> _The exercise_
Copy out the records word for word, from their first line through the line containing "legend: AG News", including both of those lines.

* Start *

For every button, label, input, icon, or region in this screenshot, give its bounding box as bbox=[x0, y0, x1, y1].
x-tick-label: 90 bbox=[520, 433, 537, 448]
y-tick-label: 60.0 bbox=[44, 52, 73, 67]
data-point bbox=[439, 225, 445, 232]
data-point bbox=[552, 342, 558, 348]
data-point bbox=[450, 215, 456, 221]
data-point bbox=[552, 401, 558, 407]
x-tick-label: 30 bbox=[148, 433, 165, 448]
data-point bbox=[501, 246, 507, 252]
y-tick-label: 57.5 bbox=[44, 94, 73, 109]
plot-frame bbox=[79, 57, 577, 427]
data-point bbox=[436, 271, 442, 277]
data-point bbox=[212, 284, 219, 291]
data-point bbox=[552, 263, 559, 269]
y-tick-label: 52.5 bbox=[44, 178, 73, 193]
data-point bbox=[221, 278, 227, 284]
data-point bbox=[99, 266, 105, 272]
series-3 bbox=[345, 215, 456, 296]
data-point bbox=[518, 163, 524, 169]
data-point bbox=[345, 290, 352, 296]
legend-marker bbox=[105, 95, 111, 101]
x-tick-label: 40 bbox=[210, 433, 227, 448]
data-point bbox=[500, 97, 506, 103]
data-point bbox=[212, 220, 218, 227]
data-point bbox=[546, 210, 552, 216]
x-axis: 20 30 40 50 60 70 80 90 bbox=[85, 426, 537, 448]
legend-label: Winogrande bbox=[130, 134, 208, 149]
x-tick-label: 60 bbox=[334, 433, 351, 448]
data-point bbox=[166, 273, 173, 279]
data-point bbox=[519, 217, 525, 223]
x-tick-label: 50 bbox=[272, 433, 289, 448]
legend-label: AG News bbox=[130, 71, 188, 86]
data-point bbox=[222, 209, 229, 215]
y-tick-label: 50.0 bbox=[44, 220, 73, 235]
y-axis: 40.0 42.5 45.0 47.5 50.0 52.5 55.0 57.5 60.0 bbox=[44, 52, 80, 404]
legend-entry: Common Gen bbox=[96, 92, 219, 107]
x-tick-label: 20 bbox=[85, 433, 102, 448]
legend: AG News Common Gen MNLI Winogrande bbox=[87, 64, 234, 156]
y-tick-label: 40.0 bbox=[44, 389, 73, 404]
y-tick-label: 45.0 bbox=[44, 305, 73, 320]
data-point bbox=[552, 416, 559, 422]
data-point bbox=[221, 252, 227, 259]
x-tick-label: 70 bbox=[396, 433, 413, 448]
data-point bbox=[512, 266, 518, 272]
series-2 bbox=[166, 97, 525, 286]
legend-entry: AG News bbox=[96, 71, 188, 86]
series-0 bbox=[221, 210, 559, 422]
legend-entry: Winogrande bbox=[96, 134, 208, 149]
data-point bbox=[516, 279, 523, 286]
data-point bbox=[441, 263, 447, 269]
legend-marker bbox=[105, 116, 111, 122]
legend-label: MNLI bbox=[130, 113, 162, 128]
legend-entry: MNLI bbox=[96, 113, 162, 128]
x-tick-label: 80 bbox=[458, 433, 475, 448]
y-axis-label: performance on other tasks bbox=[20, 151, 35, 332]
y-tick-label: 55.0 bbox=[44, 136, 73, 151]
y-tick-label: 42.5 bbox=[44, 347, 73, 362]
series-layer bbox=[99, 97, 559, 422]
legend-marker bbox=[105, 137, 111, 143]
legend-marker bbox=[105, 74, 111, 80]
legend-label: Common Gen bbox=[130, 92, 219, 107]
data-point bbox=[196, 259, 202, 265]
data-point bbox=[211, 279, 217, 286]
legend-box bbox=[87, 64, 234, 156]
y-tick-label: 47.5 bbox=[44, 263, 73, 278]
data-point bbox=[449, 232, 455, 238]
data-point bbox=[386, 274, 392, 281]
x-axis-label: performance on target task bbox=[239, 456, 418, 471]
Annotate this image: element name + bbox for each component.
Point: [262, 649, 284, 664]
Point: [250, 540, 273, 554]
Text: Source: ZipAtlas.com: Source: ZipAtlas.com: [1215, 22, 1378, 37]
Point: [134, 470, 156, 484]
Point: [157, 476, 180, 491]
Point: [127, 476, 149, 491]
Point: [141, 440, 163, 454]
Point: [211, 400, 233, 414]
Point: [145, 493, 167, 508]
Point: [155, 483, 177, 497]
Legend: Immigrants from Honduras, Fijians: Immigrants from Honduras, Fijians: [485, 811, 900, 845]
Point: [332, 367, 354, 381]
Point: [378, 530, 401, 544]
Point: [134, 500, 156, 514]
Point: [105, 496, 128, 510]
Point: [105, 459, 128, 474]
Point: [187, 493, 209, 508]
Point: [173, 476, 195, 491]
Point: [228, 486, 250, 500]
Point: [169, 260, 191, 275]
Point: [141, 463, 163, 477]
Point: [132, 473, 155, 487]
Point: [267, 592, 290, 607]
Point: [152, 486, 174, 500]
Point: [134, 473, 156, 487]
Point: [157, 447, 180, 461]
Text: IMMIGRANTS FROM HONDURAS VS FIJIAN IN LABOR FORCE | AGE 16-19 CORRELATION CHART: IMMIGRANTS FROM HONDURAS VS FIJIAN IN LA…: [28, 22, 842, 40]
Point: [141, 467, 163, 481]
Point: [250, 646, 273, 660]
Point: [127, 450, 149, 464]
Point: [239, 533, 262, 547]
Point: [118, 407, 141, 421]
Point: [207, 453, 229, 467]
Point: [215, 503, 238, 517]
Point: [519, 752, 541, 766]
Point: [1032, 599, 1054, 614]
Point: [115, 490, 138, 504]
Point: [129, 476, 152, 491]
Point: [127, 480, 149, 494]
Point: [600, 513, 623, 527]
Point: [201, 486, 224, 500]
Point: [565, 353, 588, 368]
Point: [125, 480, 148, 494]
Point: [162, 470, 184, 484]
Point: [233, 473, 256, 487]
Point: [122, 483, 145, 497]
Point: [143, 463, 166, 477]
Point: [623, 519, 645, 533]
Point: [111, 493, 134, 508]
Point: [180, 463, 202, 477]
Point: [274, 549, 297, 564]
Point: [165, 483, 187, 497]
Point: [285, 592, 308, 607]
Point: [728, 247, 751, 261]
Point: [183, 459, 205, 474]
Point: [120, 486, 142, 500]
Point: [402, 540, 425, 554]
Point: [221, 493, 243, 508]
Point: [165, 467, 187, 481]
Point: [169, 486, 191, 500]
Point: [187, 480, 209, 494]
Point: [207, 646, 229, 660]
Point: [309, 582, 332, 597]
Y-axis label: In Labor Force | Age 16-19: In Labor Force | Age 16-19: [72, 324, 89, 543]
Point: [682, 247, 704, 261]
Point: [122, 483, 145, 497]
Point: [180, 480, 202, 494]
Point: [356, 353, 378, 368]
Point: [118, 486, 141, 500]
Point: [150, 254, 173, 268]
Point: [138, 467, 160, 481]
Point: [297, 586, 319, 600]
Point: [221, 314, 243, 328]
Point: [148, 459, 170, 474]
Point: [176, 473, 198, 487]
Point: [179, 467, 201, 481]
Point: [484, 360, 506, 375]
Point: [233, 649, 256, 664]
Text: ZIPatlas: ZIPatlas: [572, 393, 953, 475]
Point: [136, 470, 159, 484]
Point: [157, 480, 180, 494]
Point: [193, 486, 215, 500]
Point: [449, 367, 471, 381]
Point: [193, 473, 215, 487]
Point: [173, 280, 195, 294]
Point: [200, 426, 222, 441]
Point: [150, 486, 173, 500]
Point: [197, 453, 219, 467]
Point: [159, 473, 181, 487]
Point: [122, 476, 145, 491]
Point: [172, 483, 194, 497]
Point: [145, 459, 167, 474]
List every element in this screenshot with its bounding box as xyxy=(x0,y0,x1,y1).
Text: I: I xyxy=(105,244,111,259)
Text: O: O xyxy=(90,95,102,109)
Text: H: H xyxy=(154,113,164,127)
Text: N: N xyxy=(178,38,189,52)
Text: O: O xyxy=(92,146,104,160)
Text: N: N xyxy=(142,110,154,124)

* End *

> _Solution for this exercise_
For every button, label, input, icon, or region in this screenshot, give its bounding box as bbox=[x0, y0, x1, y1].
x-tick-label: 90 bbox=[520, 433, 537, 448]
y-tick-label: 60.0 bbox=[44, 52, 73, 67]
data-point bbox=[439, 225, 445, 232]
data-point bbox=[552, 342, 558, 348]
data-point bbox=[450, 215, 456, 221]
data-point bbox=[552, 401, 558, 407]
x-tick-label: 30 bbox=[148, 433, 165, 448]
data-point bbox=[501, 246, 507, 252]
y-tick-label: 57.5 bbox=[44, 94, 73, 109]
plot-frame bbox=[79, 57, 577, 427]
data-point bbox=[436, 271, 442, 277]
data-point bbox=[212, 284, 219, 291]
data-point bbox=[552, 263, 559, 269]
y-tick-label: 52.5 bbox=[44, 178, 73, 193]
data-point bbox=[221, 278, 227, 284]
data-point bbox=[99, 266, 105, 272]
series-3 bbox=[345, 215, 456, 296]
data-point bbox=[518, 163, 524, 169]
data-point bbox=[345, 290, 352, 296]
legend-marker bbox=[105, 95, 111, 101]
x-tick-label: 40 bbox=[210, 433, 227, 448]
data-point bbox=[500, 97, 506, 103]
data-point bbox=[212, 220, 218, 227]
data-point bbox=[546, 210, 552, 216]
x-axis: 20 30 40 50 60 70 80 90 bbox=[85, 426, 537, 448]
legend-label: Winogrande bbox=[130, 134, 208, 149]
x-tick-label: 60 bbox=[334, 433, 351, 448]
data-point bbox=[166, 273, 173, 279]
data-point bbox=[519, 217, 525, 223]
x-tick-label: 50 bbox=[272, 433, 289, 448]
legend-label: AG News bbox=[130, 71, 188, 86]
data-point bbox=[222, 209, 229, 215]
y-tick-label: 50.0 bbox=[44, 220, 73, 235]
y-axis: 40.0 42.5 45.0 47.5 50.0 52.5 55.0 57.5 60.0 bbox=[44, 52, 80, 404]
legend-entry: Common Gen bbox=[96, 92, 219, 107]
x-tick-label: 20 bbox=[85, 433, 102, 448]
legend: AG News Common Gen MNLI Winogrande bbox=[87, 64, 234, 156]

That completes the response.